** Begin **

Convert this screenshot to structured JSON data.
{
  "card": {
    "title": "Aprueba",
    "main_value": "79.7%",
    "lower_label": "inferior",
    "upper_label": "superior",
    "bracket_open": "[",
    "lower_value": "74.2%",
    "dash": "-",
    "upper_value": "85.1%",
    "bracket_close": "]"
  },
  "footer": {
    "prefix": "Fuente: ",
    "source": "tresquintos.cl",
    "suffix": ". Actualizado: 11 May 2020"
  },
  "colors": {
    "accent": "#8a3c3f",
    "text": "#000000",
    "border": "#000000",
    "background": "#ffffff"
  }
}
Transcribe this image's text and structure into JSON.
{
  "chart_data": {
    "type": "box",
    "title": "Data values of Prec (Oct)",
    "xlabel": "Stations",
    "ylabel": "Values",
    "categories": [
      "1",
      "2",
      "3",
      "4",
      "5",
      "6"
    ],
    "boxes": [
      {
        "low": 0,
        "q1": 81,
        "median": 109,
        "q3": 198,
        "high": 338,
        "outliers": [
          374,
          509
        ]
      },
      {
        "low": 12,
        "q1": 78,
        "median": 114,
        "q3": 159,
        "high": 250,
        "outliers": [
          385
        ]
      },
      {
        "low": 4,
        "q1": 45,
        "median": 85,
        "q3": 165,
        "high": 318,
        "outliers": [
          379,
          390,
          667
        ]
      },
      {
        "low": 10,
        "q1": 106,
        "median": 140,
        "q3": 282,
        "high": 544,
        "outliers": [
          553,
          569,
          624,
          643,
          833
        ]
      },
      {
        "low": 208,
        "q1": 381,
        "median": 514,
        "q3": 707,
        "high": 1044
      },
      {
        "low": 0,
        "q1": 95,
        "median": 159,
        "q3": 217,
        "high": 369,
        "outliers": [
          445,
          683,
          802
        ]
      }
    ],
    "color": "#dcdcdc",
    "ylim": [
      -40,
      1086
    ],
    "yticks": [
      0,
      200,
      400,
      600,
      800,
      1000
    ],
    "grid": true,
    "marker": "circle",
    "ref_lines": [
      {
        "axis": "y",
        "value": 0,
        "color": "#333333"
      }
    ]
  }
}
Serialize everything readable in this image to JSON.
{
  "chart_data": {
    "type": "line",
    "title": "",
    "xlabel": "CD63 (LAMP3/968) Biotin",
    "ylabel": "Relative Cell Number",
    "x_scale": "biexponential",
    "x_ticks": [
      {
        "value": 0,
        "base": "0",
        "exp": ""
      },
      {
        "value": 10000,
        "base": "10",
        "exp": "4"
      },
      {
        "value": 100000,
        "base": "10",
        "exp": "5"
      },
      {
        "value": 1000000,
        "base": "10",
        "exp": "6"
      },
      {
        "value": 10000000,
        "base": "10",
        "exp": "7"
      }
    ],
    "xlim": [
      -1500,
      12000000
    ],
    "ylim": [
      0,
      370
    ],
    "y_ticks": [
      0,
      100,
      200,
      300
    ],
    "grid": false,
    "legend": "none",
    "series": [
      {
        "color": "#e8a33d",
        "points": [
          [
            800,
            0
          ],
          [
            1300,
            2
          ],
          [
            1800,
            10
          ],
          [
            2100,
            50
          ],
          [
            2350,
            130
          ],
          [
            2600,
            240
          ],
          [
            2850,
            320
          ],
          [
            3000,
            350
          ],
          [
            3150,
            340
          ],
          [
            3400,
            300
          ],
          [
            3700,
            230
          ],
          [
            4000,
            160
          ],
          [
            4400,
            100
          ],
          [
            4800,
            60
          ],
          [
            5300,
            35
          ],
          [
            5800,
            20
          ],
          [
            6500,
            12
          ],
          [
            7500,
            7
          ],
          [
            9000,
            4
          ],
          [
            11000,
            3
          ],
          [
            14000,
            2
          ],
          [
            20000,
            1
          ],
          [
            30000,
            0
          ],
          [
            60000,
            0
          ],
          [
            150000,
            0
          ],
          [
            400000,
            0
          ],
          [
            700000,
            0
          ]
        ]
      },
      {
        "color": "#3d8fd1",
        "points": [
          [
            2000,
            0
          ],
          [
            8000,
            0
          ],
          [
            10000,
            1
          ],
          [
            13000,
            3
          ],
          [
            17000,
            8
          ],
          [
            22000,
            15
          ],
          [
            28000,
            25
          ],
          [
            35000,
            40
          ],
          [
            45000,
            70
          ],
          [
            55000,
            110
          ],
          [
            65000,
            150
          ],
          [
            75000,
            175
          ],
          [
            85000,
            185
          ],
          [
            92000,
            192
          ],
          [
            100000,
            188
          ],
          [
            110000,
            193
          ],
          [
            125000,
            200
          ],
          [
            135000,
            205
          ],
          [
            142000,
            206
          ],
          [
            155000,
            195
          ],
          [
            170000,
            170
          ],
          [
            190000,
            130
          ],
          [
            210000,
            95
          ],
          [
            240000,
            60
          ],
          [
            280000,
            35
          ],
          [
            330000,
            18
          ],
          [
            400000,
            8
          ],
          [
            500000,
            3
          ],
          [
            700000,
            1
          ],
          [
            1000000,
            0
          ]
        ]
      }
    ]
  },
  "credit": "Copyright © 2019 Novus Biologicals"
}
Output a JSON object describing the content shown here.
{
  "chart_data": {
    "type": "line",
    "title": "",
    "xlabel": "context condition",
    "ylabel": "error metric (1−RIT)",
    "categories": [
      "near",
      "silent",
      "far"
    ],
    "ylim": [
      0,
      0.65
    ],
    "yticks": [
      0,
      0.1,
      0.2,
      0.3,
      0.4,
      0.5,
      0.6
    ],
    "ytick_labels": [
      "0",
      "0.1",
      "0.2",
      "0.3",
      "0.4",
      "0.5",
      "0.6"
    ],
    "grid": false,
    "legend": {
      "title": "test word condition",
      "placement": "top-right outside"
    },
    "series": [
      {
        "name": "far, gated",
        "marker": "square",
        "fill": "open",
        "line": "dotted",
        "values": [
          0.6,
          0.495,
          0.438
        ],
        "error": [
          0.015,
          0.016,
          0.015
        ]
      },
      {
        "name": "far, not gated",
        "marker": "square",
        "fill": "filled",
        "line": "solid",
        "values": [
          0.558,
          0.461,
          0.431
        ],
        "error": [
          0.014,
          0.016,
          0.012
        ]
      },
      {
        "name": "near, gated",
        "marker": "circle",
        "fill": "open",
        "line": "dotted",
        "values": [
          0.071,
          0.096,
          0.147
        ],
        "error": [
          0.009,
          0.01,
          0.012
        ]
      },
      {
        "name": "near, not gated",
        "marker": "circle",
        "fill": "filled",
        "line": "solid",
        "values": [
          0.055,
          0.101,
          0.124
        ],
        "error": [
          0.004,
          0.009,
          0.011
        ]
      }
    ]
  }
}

** End **

> **Given instruction**:
In the listing, find every line containing the word "gated" and list it.

> **Complete answer**:
        "name": "far, gated",
        "name": "far, not gated",
        "name": "near, gated",
        "name": "near, not gated",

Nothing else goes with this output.